• [Written request A]:
Answer these questions about the forum thread on qi gong and Wing Chun, marking each answer (i), (ii), (iii) to match its question.
(i) What does cwk say doing qigong before training helps with?
(ii) What name does Tsui Seung Tin give to the force built into the Sil Lum Tao form?
(iii) What is the slight contraction of the anal sphincter called?
• [Written request B]: Retype the forum thread on qi gong and Wing Chun from "Don't see much" to "need Chi gong.".
• [Written request C]: Write what comes next in the forum thread on qi gong and Wing Chun, starting right after its final sentence.

• [Document passage]:
——————————

# Qi gong and Wing Chun



## bully (Apr 20, 2011)

Don't see much on here about it but at that KF school one of our lessons consisted of Qi Gong, Chi Kung or whatever you want to call it.
Do you actively use it in your WC? if so how? In SLT during 3 prayers to Buddha?

Have been doing a bit of reading about it and it seems that if you want to learn the full potential/power in WC (maybe all CMA) you need Chi gong.

Now me being a sceptic and all about mysterious powers and energys, I am not 100% sure what to believe. You guys who are experienced and have lots of power (unlike me) is it chi or is it basic physics and structure related?

It has been said (somewhere on the net) that Ip Man used to put wet paper sheets on his shoulders during SLT and spend an hour on the form, drying the sheets in the process. Don't even know if this is true or not, and me being a sceptic, I think that that a bit of wet paper on my shoulders may dry after an hour!! ;-) I am a "larger person" so in fairness I create a lot of heat when I do any physical activity so may be able to power a small towns electricity needs...may try the paper drying though!! So was Ip man practicing Chi Gong??

And please dont take offence that I am questioning it, I am very interested. There is certainly something when a 10 stone Chinese guy stands on 1 leg and asks me to dump him on the floor. No chance, he was just laughing at me and telling me to try harder. Was he using structure and training or chi or all 3?

I hope some of the other CMA guys/Tai chi guys may stop in to educate me about this.


----------



## cwk (Apr 24, 2011)

I think there's a thread on this already but I'll answer anyway mate.
For me, doing qigong before training helps me to get focused and I get to a deeper level of relaxation. Nothing mystical from my point of view but just nice meditative exercise.
Others who are more into the internal side may see things differently.


----------



## mook jong man (Apr 24, 2011)

It's already built into the the Sil Lum Tao form , but Tsui Seung Tin calls it "Nim Lik".
Which if I remember correctly means thought force or mind force.

When you have reached the level of attaining "Nim Lik" it means that you can generate effortless power in attack and defence whilst staying completely relaxed without resorting to the use of strength.
He believes the only way to cultivate this type of force is the proper practice of the SLT form.

That means being completely relaxed except for a slight contraction of the anal sphincter called Tei Gong , this makes the stance solid by locking the upper and lower halves together and is required for the cultivation of "Nim Lik"

Try to straighten the spine like you are being pulled up by the top of your head.
The mind must be completely focused on the task at hand , initiating each movement from the elbow.

He then advocates that you infuse the spine with the "Spirit" which basically means that you visualise an energy travelling all the way up your spine to the top of your head and back out into the limb you are moving.

It's important to stay relaxed as "Nim Lik" will not flow through tense muscles.
It takes many years of training to develop this type of force , but an early indicator that you maybe on the right track is that you might occasionally get a feeling of warmth travelling down your arm as you do the form.

That and a increasing ability to throw larger people around in Chi Sau without resorting to brute strength.

——————————

• [Entries]:
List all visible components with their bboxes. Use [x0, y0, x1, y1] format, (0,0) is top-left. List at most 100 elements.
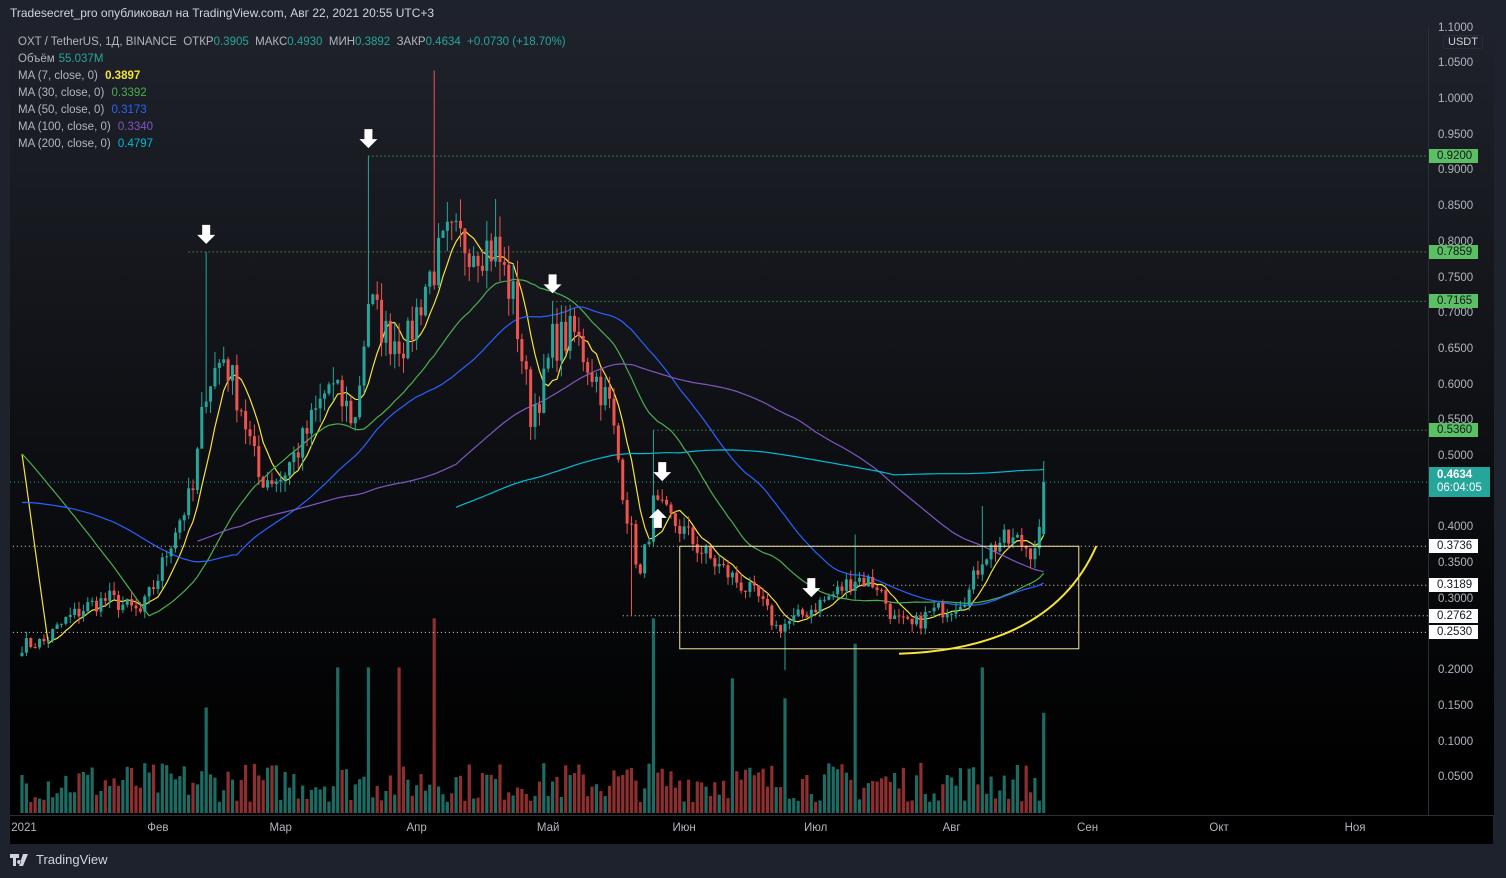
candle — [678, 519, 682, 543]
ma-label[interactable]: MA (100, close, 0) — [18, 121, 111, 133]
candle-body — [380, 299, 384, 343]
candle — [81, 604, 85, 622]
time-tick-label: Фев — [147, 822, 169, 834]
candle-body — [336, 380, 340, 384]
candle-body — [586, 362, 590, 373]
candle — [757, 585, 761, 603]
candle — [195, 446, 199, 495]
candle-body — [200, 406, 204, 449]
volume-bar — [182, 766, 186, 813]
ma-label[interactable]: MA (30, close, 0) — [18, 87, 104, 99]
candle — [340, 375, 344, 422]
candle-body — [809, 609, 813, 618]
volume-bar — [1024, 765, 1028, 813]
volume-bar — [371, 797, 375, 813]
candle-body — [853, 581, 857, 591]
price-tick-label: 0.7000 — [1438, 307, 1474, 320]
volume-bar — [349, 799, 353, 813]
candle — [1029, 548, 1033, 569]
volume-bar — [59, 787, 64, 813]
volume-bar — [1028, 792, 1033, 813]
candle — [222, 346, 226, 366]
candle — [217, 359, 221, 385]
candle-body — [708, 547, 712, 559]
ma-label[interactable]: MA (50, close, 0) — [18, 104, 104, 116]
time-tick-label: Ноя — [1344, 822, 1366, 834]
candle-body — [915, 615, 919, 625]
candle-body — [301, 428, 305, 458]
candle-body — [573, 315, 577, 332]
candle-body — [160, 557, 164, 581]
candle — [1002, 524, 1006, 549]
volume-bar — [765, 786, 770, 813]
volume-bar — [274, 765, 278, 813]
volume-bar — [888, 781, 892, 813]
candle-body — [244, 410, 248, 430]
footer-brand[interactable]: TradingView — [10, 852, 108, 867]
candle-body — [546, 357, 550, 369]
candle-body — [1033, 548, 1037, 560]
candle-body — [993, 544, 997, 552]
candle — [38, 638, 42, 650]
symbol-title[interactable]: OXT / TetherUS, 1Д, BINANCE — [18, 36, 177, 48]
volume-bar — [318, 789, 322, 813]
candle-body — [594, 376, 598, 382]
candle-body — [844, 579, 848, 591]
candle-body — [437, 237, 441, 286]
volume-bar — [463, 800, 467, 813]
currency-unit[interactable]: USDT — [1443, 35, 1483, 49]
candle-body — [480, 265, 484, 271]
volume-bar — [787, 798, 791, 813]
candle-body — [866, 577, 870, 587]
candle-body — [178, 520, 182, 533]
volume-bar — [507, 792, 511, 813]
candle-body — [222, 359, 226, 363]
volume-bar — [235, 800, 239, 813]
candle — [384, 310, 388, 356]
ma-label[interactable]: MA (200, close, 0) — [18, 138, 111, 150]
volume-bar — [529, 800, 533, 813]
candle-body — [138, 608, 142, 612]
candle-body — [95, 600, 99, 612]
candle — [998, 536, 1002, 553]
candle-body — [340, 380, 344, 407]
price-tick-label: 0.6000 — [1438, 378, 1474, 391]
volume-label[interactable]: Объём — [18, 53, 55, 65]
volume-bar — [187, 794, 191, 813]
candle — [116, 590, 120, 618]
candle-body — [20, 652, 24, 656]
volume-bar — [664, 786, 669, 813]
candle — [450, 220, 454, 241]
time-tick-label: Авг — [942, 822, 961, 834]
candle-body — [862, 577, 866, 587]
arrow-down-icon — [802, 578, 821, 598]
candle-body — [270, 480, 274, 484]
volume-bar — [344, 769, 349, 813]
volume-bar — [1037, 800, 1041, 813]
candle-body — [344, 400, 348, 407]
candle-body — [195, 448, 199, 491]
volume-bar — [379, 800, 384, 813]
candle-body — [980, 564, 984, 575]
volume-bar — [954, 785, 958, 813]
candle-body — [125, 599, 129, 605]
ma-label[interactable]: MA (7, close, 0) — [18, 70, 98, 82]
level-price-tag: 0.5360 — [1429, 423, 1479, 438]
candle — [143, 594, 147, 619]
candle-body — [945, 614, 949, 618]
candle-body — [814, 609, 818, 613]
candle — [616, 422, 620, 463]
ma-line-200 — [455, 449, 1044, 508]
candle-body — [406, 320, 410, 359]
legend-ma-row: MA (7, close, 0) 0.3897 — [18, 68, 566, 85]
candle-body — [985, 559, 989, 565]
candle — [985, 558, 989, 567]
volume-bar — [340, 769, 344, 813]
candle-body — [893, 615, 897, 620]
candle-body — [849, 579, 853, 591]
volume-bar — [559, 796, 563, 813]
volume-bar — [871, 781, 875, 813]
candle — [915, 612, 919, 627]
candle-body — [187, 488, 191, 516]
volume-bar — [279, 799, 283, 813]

——————————

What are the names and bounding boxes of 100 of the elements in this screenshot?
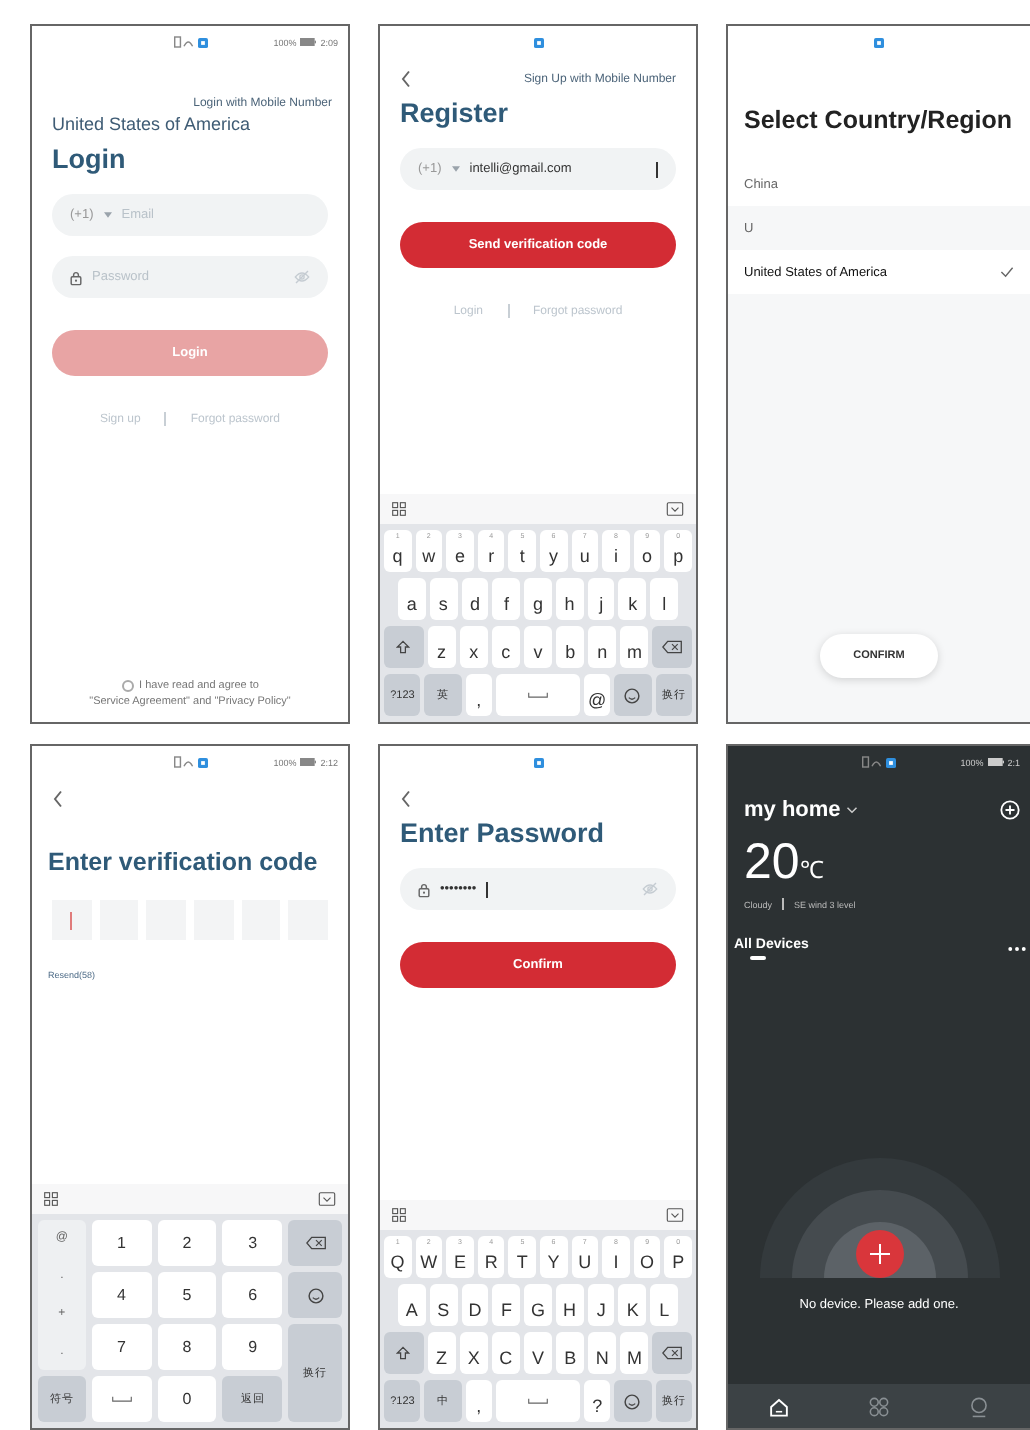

——————————

• [Response A]:
(i) Getting focused and reaching a deeper level of relaxation.
(ii) "Nim Lik."
(iii) Tei Gong.

• [Response B]:
Don't see much on here about it but at that KF school one of our lessons consisted of Qi Gong, Chi Kung or whatever you want to call it.
Do you actively use it in your WC? if so how? In SLT during 3 prayers to Buddha?

Have been doing a bit of reading about it and it seems that if you want to learn the full potential/power in WC (maybe all CMA) you need Chi gong.

• [Response C]:
Indeed one of the functions of the Bil Gee form is to be able to train you to eventually drive this force out to your fingertips


----------



## Rion (Apr 24, 2011)

I thought Qi Gong was more to do with one's breathing while doing the movements or am I mistaken?


----------



## MacPedro (Apr 24, 2011)

mook jong man said:


> He then advocates that you infuse the spine with the "Spirit" which basically means that you visualise an energy travelling all the way up your spine to the top of your head and back out into the limb you are moving.



MJM,
      this type of visualization is a powerful tool that preoccupies the conscious mind and facilitates your wills goal. As long as you understand it properly and don't get delusional. I'm prone to the odd delusion myself, very odd sometimes.

I don't know if it's VT but I often imagine my centre of gravity to be a rotating ball of glowing plasma 8" in front of my dan tien. You can spin it and slingshot punches round it like a satellite getting extra speed from the sun. Your Wu Sau arm is like a counter-balance slow mass helping to fling the fist out.... should I call the happy wagon now? Has the real ultimate power of Chun gone to my head 

Anybody else employ visualization, what do you see, don't be shy. All the sport psychologists are giving it a thumbs up.  
Best Wishes,
                Pedro


----------



## mook jong man (Apr 24, 2011)

For pivoting you are better off visualising  the glowing ball is inside of you as you rotate.
With punching you just visualise expanding the angle of your arm.

To be able to pump force out into your arms so that you can maintain the angles while under heavy load ,  while still staying relaxed , you hold your arms out in front of you imagining that you are holding a large inflatable beachball in front of your chest.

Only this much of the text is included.